[Records from a data collection]
• • • • • • •

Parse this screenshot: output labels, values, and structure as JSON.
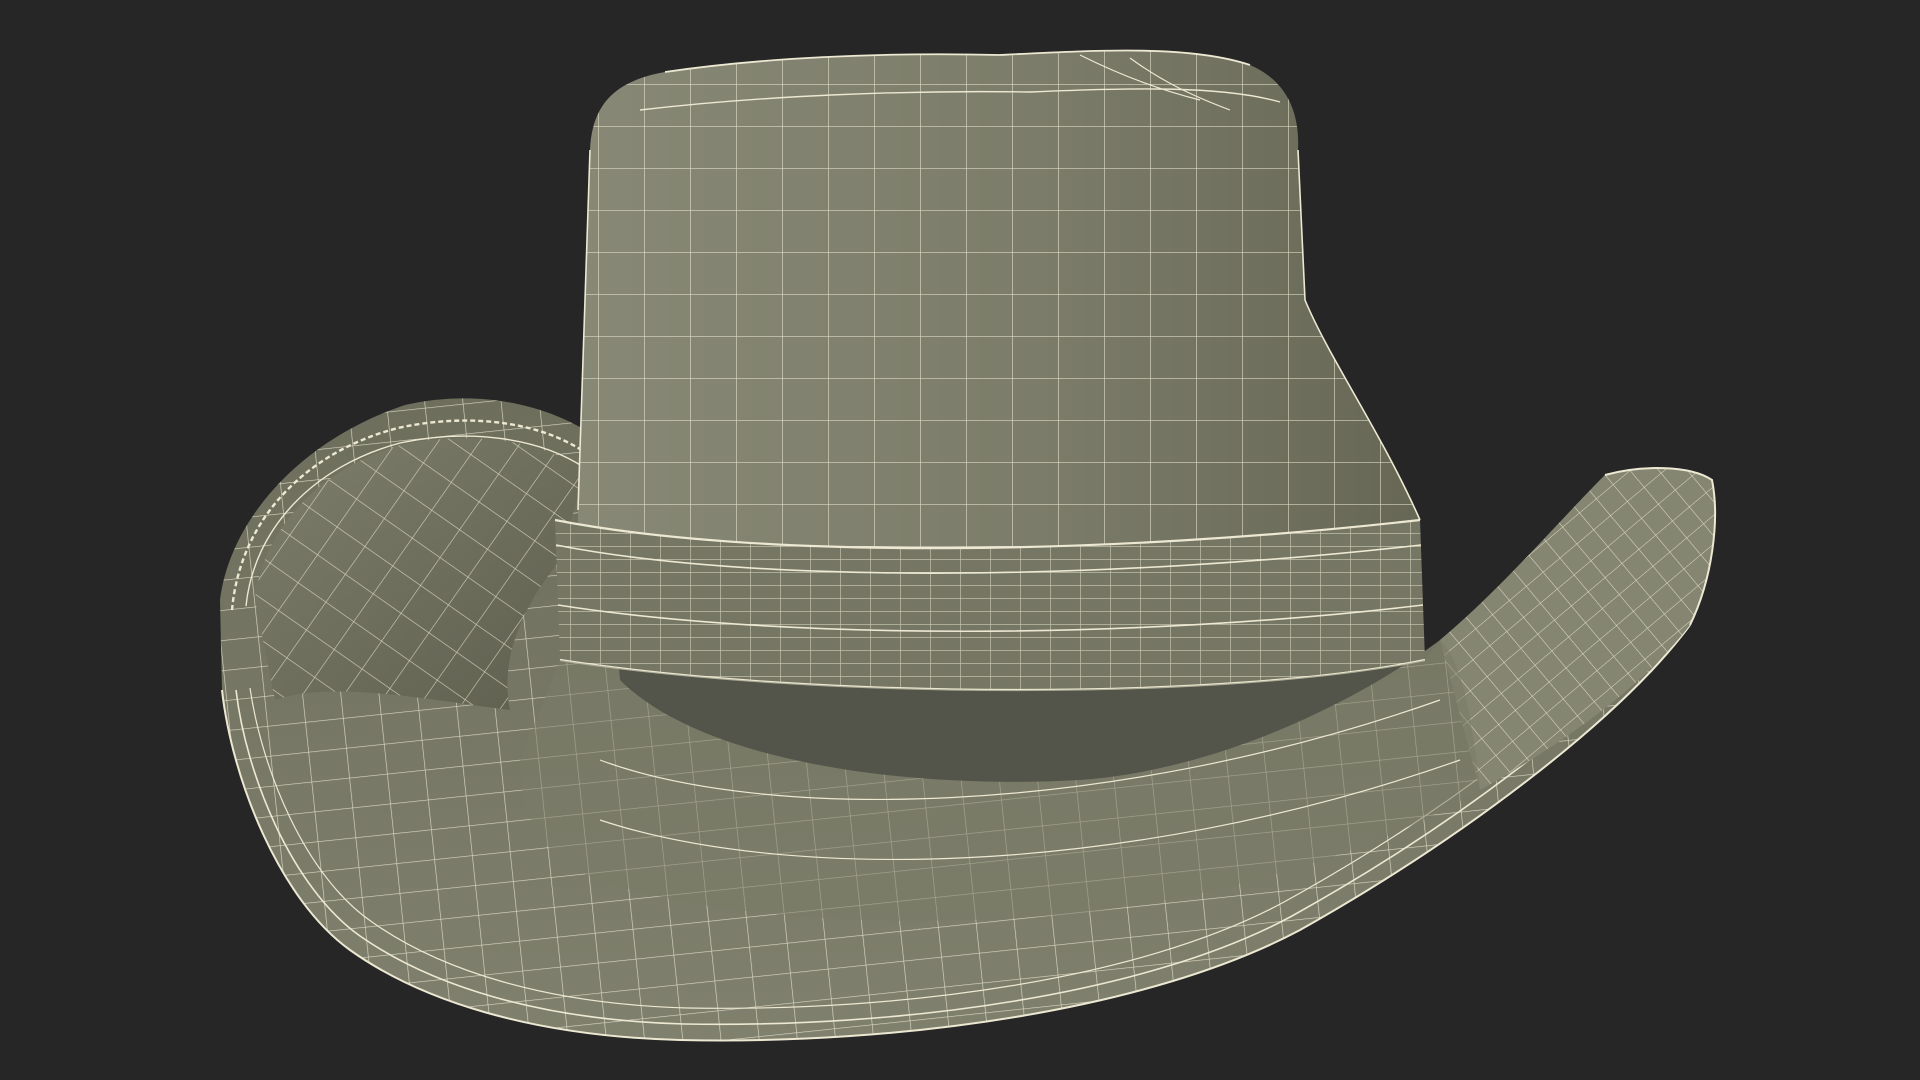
{
  "scene": {
    "subject": "hat-wireframe",
    "colors": {
      "background": "#262626",
      "surface": "#7b7c69",
      "surface_light": "#8a8b77",
      "surface_dark": "#5f604f",
      "wire": "#ece8d2"
    }
  }
}
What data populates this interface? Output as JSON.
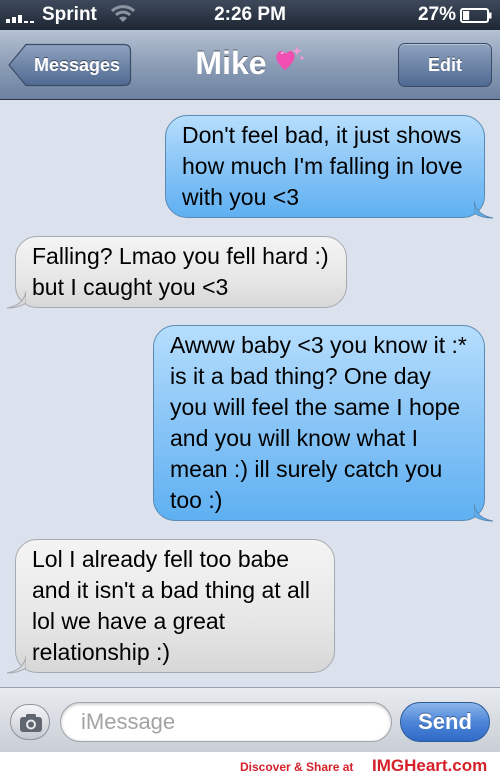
{
  "status_bar": {
    "carrier": "Sprint",
    "time": "2:26 PM",
    "battery_percent": "27%",
    "battery_level": 0.27,
    "signal_icon": "signal-bars-icon",
    "wifi_icon": "wifi-icon",
    "battery_icon": "battery-icon"
  },
  "nav": {
    "back_label": "Messages",
    "title": "Mike",
    "title_emoji": "sparkling-heart-icon",
    "edit_label": "Edit"
  },
  "messages": [
    {
      "direction": "sent",
      "text": "Don't feel bad, it just shows how much I'm falling in love with you <3"
    },
    {
      "direction": "received",
      "text": "Falling? Lmao you fell hard :) but I caught you <3"
    },
    {
      "direction": "sent",
      "text": "Awww baby <3 you know it :* is it a bad thing? One day you will feel the same I hope and you will know what I mean :) ill surely catch you too :)"
    },
    {
      "direction": "received",
      "text": "Lol I already fell too babe and it isn't a bad thing at all lol we have a great relationship :)"
    }
  ],
  "input_bar": {
    "camera_icon": "camera-icon",
    "placeholder": "iMessage",
    "send_label": "Send"
  },
  "footer": {
    "text": "Discover & Share at",
    "brand": "IMGHeart.com"
  },
  "colors": {
    "sent_bubble": "#8dc7f7",
    "received_bubble": "#e7e7e7",
    "send_button": "#4d86d8",
    "watermark": "#d4212a"
  }
}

• • • • • • •

— YOUR INSTRUCTIONS —
Strip the images and reproduce the remaining records precisely.

— PROBLEM SOLUTION —
Parse this screenshot: output labels, values, and structure as JSON.
{
  "scene": {
    "subject": "hat-wireframe",
    "colors": {
      "background": "#262626",
      "surface": "#7b7c69",
      "surface_light": "#8a8b77",
      "surface_dark": "#5f604f",
      "wire": "#ece8d2"
    }
  }
}
What data populates this interface? Output as JSON.
{
  "status_bar": {
    "carrier": "Sprint",
    "time": "2:26 PM",
    "battery_percent": "27%",
    "battery_level": 0.27,
    "signal_icon": "signal-bars-icon",
    "wifi_icon": "wifi-icon",
    "battery_icon": "battery-icon"
  },
  "nav": {
    "back_label": "Messages",
    "title": "Mike",
    "title_emoji": "sparkling-heart-icon",
    "edit_label": "Edit"
  },
  "messages": [
    {
      "direction": "sent",
      "text": "Don't feel bad, it just shows how much I'm falling in love with you <3"
    },
    {
      "direction": "received",
      "text": "Falling? Lmao you fell hard :) but I caught you <3"
    },
    {
      "direction": "sent",
      "text": "Awww baby <3 you know it :* is it a bad thing? One day you will feel the same I hope and you will know what I mean :) ill surely catch you too :)"
    },
    {
      "direction": "received",
      "text": "Lol I already fell too babe and it isn't a bad thing at all lol we have a great relationship :)"
    }
  ],
  "input_bar": {
    "camera_icon": "camera-icon",
    "placeholder": "iMessage",
    "send_label": "Send"
  },
  "footer": {
    "text": "Discover & Share at",
    "brand": "IMGHeart.com"
  },
  "colors": {
    "sent_bubble": "#8dc7f7",
    "received_bubble": "#e7e7e7",
    "send_button": "#4d86d8",
    "watermark": "#d4212a"
  }
}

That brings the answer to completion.